§ **WHAT THE TASK REQUIRES**
Filter the entries below, keeping every line that has the word "Expected".

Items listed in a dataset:
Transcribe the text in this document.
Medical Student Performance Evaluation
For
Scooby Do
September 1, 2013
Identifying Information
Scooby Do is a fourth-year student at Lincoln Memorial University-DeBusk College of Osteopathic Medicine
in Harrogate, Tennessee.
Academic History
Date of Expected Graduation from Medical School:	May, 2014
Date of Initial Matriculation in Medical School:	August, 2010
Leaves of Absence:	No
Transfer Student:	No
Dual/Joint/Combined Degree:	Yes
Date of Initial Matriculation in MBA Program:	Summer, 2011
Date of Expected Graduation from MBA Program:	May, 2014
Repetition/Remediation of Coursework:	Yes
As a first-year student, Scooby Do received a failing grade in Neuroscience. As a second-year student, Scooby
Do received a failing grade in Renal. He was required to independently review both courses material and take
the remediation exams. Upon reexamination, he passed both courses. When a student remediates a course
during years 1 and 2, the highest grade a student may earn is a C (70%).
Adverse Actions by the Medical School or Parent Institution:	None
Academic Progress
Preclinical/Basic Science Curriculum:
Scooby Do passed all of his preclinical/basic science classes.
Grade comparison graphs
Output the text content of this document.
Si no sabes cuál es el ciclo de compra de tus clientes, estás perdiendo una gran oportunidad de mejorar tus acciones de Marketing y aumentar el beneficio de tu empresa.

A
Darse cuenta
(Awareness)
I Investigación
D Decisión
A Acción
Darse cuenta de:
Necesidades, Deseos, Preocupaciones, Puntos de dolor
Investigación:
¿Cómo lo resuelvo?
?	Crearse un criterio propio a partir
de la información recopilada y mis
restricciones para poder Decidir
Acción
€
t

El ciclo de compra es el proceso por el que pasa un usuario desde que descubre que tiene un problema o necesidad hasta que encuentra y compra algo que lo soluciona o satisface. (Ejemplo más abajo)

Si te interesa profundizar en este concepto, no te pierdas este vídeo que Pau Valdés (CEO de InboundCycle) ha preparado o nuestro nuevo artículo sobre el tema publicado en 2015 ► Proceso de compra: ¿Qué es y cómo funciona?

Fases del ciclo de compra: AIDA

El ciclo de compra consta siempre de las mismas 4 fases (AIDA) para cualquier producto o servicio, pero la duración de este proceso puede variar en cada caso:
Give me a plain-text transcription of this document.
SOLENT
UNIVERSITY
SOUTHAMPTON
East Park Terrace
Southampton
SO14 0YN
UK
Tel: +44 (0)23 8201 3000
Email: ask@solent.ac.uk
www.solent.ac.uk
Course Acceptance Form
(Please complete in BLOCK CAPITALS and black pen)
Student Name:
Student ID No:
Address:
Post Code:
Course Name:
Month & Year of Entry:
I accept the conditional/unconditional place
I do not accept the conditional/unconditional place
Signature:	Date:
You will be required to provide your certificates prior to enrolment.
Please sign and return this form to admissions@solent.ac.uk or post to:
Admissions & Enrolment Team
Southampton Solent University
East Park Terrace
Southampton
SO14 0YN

==

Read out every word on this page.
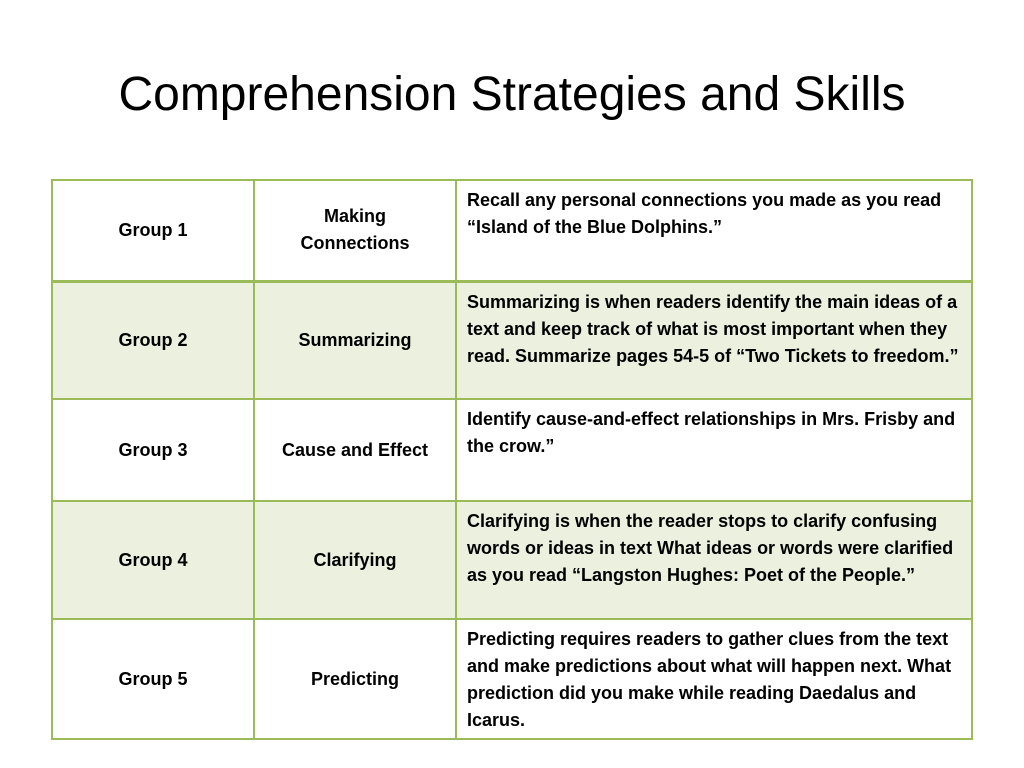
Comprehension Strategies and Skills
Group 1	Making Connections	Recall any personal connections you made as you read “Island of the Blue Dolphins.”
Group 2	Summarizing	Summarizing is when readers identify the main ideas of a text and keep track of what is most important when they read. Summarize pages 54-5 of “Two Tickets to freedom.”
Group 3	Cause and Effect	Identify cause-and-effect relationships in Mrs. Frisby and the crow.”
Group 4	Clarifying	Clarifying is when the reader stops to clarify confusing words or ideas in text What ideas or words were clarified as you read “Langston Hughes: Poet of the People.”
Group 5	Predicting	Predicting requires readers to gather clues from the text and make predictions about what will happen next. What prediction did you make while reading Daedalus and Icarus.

--

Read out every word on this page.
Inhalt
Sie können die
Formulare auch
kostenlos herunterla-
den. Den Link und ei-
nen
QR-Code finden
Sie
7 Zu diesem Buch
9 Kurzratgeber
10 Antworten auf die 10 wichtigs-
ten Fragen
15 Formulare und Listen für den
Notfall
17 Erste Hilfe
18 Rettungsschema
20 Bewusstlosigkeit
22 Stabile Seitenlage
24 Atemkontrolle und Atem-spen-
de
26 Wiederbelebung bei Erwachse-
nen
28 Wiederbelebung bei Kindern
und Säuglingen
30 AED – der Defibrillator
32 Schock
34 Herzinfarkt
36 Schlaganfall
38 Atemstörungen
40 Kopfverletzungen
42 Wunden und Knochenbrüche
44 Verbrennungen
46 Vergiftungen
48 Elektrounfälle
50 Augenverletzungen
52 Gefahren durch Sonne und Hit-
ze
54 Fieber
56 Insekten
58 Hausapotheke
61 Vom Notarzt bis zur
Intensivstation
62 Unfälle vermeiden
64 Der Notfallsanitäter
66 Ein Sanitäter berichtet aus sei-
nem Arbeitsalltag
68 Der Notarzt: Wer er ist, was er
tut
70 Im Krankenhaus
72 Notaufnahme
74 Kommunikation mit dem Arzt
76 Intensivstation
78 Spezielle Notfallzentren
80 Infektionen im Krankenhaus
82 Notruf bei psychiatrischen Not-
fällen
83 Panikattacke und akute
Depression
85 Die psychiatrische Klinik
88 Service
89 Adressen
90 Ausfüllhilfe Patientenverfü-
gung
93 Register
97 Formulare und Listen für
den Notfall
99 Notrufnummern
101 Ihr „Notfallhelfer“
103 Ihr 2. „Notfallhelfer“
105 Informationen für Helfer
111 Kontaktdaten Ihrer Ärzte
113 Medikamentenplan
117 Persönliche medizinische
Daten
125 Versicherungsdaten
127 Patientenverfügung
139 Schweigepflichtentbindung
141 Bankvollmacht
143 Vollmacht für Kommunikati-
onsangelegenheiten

§ **COMPLETED EXERCISE**
Date of Expected Graduation from Medical School:	May, 2014
Date of Expected Graduation from MBA Program:	May, 2014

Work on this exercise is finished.